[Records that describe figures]
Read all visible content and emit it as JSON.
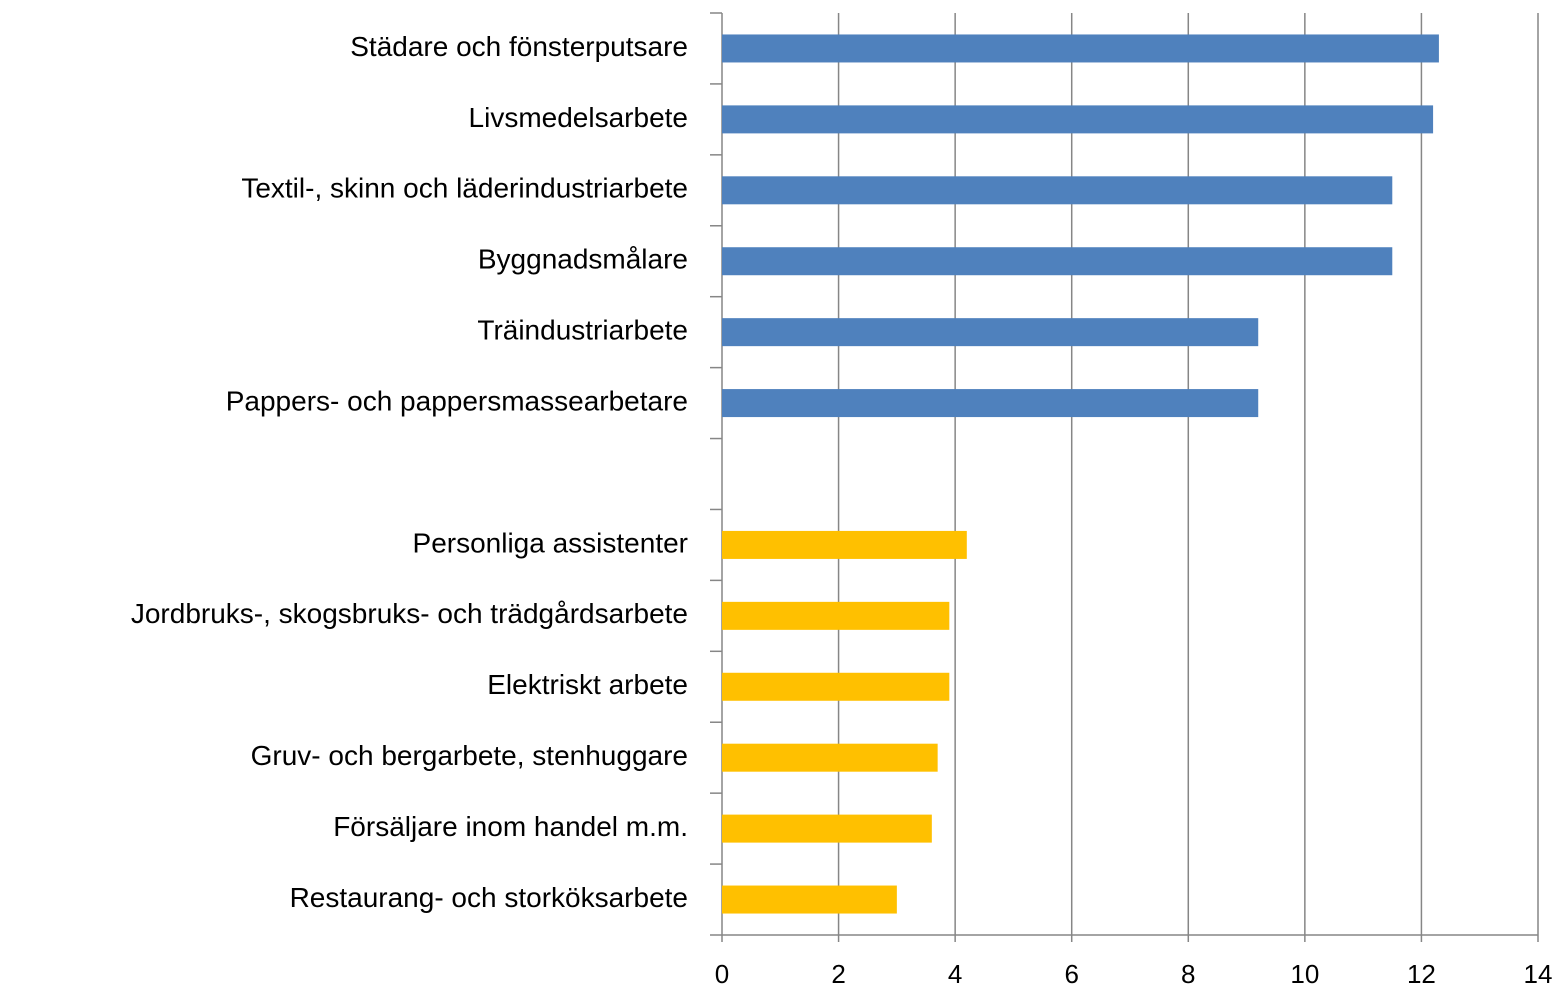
{
  "chart_data": {
    "type": "barh",
    "categories": [
      "Städare och fönsterputsare",
      "Livsmedelsarbete",
      "Textil-, skinn och läderindustriarbete",
      "Byggnadsmålare",
      "Träindustriarbete",
      "Pappers- och pappersmassearbetare",
      null,
      "Personliga assistenter",
      "Jordbruks-, skogsbruks- och trädgårdsarbete",
      "Elektriskt arbete",
      "Gruv- och bergarbete, stenhuggare",
      "Försäljare inom handel m.m.",
      "Restaurang- och storköksarbete"
    ],
    "values": [
      12.3,
      12.2,
      11.5,
      11.5,
      9.2,
      9.2,
      null,
      4.2,
      3.9,
      3.9,
      3.7,
      3.6,
      3.0
    ],
    "colors": [
      "#4f81bd",
      "#4f81bd",
      "#4f81bd",
      "#4f81bd",
      "#4f81bd",
      "#4f81bd",
      null,
      "#ffc000",
      "#ffc000",
      "#ffc000",
      "#ffc000",
      "#ffc000",
      "#ffc000"
    ],
    "xlim": [
      0,
      14
    ],
    "xticks": [
      0,
      2,
      4,
      6,
      8,
      10,
      12,
      14
    ],
    "grid": true
  }
}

- THE EXERCISE: Copy out the whole listing exactly, and don't carry over any pictures.

- THE REPLY:
Read all visible content and emit it as JSON.
{
  "chart_data": {
    "type": "barh",
    "categories": [
      "Städare och fönsterputsare",
      "Livsmedelsarbete",
      "Textil-, skinn och läderindustriarbete",
      "Byggnadsmålare",
      "Träindustriarbete",
      "Pappers- och pappersmassearbetare",
      null,
      "Personliga assistenter",
      "Jordbruks-, skogsbruks- och trädgårdsarbete",
      "Elektriskt arbete",
      "Gruv- och bergarbete, stenhuggare",
      "Försäljare inom handel m.m.",
      "Restaurang- och storköksarbete"
    ],
    "values": [
      12.3,
      12.2,
      11.5,
      11.5,
      9.2,
      9.2,
      null,
      4.2,
      3.9,
      3.9,
      3.7,
      3.6,
      3.0
    ],
    "colors": [
      "#4f81bd",
      "#4f81bd",
      "#4f81bd",
      "#4f81bd",
      "#4f81bd",
      "#4f81bd",
      null,
      "#ffc000",
      "#ffc000",
      "#ffc000",
      "#ffc000",
      "#ffc000",
      "#ffc000"
    ],
    "xlim": [
      0,
      14
    ],
    "xticks": [
      0,
      2,
      4,
      6,
      8,
      10,
      12,
      14
    ],
    "grid": true
  }
}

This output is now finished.